WORK TO COMPLETE: Copy out, from the entries below, each line holding the string "points".
-- BEGIN --
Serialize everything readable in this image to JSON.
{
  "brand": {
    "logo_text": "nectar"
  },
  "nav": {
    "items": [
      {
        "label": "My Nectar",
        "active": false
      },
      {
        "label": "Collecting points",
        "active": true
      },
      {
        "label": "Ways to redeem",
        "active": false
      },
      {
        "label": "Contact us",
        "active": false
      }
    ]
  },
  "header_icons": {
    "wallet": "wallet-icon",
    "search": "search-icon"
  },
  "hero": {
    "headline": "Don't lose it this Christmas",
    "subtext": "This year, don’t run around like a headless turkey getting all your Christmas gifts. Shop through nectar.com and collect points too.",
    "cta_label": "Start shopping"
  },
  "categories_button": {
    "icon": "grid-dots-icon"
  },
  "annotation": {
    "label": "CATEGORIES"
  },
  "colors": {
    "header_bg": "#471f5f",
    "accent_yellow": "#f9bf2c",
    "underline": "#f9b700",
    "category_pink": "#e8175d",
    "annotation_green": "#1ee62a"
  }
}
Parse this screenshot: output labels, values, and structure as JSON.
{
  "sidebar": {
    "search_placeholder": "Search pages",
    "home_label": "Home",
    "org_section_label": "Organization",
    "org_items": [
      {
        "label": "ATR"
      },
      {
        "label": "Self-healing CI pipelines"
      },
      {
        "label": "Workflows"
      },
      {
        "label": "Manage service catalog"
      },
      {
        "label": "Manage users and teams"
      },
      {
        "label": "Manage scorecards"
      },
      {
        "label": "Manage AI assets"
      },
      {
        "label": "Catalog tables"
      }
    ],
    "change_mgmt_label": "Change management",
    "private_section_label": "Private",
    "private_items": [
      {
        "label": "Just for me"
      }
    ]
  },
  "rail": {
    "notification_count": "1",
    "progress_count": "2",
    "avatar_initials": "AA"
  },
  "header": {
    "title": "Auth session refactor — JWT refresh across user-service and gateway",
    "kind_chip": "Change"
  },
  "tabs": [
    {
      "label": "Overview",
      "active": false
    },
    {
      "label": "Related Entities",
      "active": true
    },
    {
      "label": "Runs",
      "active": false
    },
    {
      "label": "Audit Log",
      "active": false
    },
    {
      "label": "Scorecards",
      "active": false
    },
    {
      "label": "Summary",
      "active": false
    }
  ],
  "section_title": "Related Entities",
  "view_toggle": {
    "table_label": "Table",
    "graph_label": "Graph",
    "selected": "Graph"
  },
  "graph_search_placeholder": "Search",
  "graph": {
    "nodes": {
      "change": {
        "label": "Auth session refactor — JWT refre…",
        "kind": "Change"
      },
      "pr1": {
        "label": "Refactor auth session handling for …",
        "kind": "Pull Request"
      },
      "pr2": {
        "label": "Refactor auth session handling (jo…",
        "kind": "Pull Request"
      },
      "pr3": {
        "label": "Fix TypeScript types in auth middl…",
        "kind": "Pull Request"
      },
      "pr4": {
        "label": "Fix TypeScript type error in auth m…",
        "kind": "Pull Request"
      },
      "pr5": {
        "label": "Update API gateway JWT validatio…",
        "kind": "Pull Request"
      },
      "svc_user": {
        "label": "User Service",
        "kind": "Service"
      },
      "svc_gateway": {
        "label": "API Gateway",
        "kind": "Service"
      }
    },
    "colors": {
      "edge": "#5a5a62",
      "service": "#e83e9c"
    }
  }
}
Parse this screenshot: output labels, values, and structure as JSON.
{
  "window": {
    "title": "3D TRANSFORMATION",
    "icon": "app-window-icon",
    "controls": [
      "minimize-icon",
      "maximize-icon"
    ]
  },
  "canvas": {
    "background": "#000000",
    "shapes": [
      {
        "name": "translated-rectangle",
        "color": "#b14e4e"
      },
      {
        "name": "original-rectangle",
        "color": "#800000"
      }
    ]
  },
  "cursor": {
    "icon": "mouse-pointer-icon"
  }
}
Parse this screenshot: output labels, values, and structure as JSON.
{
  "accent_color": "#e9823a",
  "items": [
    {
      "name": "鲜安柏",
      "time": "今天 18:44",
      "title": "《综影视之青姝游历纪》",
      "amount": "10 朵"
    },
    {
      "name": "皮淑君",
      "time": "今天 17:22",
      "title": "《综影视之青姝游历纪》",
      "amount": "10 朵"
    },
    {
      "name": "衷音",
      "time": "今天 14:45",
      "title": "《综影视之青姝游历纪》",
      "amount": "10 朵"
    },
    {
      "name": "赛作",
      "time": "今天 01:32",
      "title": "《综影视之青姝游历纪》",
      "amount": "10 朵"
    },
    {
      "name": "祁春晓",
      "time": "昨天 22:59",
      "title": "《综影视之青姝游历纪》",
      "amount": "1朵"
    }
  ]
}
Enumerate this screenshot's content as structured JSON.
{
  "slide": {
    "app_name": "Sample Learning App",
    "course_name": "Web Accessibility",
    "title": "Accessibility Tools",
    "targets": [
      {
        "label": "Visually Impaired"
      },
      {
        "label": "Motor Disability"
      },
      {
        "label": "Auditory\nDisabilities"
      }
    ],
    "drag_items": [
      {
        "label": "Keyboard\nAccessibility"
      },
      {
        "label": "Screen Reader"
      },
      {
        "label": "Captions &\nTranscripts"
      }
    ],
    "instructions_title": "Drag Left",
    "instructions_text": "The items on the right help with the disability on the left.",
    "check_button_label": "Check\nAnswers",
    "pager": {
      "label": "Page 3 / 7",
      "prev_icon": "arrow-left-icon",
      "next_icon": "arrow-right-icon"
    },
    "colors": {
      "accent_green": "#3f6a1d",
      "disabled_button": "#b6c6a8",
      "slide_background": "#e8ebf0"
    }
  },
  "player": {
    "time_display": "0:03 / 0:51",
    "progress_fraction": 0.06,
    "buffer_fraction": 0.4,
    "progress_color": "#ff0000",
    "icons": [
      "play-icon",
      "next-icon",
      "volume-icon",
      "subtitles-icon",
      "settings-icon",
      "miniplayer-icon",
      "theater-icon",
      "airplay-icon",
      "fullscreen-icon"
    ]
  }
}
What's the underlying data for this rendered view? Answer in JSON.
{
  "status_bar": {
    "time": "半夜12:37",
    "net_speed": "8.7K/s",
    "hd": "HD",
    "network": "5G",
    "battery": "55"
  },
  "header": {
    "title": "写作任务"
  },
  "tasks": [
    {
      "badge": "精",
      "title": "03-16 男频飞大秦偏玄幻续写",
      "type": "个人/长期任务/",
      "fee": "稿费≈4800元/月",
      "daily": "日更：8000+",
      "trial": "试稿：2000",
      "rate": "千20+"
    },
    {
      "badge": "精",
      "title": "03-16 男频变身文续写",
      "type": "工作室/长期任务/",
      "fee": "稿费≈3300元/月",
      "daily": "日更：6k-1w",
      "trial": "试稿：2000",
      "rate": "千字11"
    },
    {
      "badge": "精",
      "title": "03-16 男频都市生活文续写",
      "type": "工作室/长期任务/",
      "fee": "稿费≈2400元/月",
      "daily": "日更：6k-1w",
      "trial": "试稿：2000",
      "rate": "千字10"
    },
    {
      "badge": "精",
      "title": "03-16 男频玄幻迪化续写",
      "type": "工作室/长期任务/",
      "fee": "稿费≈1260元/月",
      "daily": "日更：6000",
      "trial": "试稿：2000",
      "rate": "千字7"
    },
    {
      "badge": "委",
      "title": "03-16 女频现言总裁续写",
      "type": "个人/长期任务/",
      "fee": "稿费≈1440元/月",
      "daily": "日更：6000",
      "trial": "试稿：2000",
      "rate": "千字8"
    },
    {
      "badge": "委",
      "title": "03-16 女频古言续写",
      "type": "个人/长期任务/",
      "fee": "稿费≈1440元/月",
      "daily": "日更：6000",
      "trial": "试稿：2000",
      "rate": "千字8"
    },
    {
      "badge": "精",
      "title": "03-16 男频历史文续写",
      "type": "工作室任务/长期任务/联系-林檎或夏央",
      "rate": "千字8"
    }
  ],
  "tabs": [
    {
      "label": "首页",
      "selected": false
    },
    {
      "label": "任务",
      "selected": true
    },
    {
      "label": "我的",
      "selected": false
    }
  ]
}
-- END --
FINISHED EXERCISE:
        "label": "Collecting points",
    "subtext": "This year, don’t run around like a headless turkey getting all your Christmas gifts. Shop through nectar.com and collect points too.",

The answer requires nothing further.